* START *

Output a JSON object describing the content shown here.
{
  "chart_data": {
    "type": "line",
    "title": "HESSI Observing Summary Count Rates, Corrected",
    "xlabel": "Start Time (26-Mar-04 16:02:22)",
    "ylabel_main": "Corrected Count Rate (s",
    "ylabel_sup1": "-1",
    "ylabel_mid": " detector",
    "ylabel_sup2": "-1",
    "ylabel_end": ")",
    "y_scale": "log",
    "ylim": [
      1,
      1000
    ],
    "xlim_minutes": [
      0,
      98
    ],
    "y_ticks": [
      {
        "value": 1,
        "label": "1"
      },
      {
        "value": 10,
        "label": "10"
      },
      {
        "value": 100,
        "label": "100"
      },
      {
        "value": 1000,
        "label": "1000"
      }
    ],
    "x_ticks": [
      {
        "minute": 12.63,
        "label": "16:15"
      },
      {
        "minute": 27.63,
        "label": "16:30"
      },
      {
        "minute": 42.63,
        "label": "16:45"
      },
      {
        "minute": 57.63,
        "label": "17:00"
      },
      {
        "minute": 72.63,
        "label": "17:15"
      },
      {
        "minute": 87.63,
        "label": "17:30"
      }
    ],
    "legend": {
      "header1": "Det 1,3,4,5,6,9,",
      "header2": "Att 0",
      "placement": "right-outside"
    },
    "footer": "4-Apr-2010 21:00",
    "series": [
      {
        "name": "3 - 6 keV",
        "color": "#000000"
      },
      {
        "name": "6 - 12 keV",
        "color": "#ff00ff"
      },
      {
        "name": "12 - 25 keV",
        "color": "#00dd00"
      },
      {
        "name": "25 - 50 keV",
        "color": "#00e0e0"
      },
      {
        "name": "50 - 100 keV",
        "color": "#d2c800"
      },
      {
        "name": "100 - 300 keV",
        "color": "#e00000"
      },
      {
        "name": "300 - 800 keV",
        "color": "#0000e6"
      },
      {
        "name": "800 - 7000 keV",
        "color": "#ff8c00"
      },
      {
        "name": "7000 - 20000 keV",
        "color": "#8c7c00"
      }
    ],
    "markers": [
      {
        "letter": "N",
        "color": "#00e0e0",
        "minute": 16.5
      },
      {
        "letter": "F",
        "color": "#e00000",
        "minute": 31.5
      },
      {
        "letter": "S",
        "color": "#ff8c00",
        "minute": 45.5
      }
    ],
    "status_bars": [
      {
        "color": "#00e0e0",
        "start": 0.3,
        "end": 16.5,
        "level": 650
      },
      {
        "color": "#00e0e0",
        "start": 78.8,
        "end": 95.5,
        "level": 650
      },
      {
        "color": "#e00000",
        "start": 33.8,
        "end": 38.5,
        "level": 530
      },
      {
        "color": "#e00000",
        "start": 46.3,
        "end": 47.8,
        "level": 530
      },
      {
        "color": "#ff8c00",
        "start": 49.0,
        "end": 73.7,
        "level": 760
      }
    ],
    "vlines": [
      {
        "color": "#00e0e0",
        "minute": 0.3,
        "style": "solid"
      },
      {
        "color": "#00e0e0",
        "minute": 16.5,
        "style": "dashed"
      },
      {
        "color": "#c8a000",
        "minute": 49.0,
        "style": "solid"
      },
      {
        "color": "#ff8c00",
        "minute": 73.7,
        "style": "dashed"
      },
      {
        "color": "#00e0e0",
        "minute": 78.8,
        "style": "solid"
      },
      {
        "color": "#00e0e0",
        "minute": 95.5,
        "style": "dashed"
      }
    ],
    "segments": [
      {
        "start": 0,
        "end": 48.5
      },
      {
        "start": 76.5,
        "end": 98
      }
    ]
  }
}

* END *

_Written problem:_ Write out every entry again exactly, please, with nothing missing.

_Solution to the exercise:_
Output a JSON object describing the content shown here.
{
  "chart_data": {
    "type": "line",
    "title": "HESSI Observing Summary Count Rates, Corrected",
    "xlabel": "Start Time (26-Mar-04 16:02:22)",
    "ylabel_main": "Corrected Count Rate (s",
    "ylabel_sup1": "-1",
    "ylabel_mid": " detector",
    "ylabel_sup2": "-1",
    "ylabel_end": ")",
    "y_scale": "log",
    "ylim": [
      1,
      1000
    ],
    "xlim_minutes": [
      0,
      98
    ],
    "y_ticks": [
      {
        "value": 1,
        "label": "1"
      },
      {
        "value": 10,
        "label": "10"
      },
      {
        "value": 100,
        "label": "100"
      },
      {
        "value": 1000,
        "label": "1000"
      }
    ],
    "x_ticks": [
      {
        "minute": 12.63,
        "label": "16:15"
      },
      {
        "minute": 27.63,
        "label": "16:30"
      },
      {
        "minute": 42.63,
        "label": "16:45"
      },
      {
        "minute": 57.63,
        "label": "17:00"
      },
      {
        "minute": 72.63,
        "label": "17:15"
      },
      {
        "minute": 87.63,
        "label": "17:30"
      }
    ],
    "legend": {
      "header1": "Det 1,3,4,5,6,9,",
      "header2": "Att 0",
      "placement": "right-outside"
    },
    "footer": "4-Apr-2010 21:00",
    "series": [
      {
        "name": "3 - 6 keV",
        "color": "#000000"
      },
      {
        "name": "6 - 12 keV",
        "color": "#ff00ff"
      },
      {
        "name": "12 - 25 keV",
        "color": "#00dd00"
      },
      {
        "name": "25 - 50 keV",
        "color": "#00e0e0"
      },
      {
        "name": "50 - 100 keV",
        "color": "#d2c800"
      },
      {
        "name": "100 - 300 keV",
        "color": "#e00000"
      },
      {
        "name": "300 - 800 keV",
        "color": "#0000e6"
      },
      {
        "name": "800 - 7000 keV",
        "color": "#ff8c00"
      },
      {
        "name": "7000 - 20000 keV",
        "color": "#8c7c00"
      }
    ],
    "markers": [
      {
        "letter": "N",
        "color": "#00e0e0",
        "minute": 16.5
      },
      {
        "letter": "F",
        "color": "#e00000",
        "minute": 31.5
      },
      {
        "letter": "S",
        "color": "#ff8c00",
        "minute": 45.5
      }
    ],
    "status_bars": [
      {
        "color": "#00e0e0",
        "start": 0.3,
        "end": 16.5,
        "level": 650
      },
      {
        "color": "#00e0e0",
        "start": 78.8,
        "end": 95.5,
        "level": 650
      },
      {
        "color": "#e00000",
        "start": 33.8,
        "end": 38.5,
        "level": 530
      },
      {
        "color": "#e00000",
        "start": 46.3,
        "end": 47.8,
        "level": 530
      },
      {
        "color": "#ff8c00",
        "start": 49.0,
        "end": 73.7,
        "level": 760
      }
    ],
    "vlines": [
      {
        "color": "#00e0e0",
        "minute": 0.3,
        "style": "solid"
      },
      {
        "color": "#00e0e0",
        "minute": 16.5,
        "style": "dashed"
      },
      {
        "color": "#c8a000",
        "minute": 49.0,
        "style": "solid"
      },
      {
        "color": "#ff8c00",
        "minute": 73.7,
        "style": "dashed"
      },
      {
        "color": "#00e0e0",
        "minute": 78.8,
        "style": "solid"
      },
      {
        "color": "#00e0e0",
        "minute": 95.5,
        "style": "dashed"
      }
    ],
    "segments": [
      {
        "start": 0,
        "end": 48.5
      },
      {
        "start": 76.5,
        "end": 98
      }
    ]
  }
}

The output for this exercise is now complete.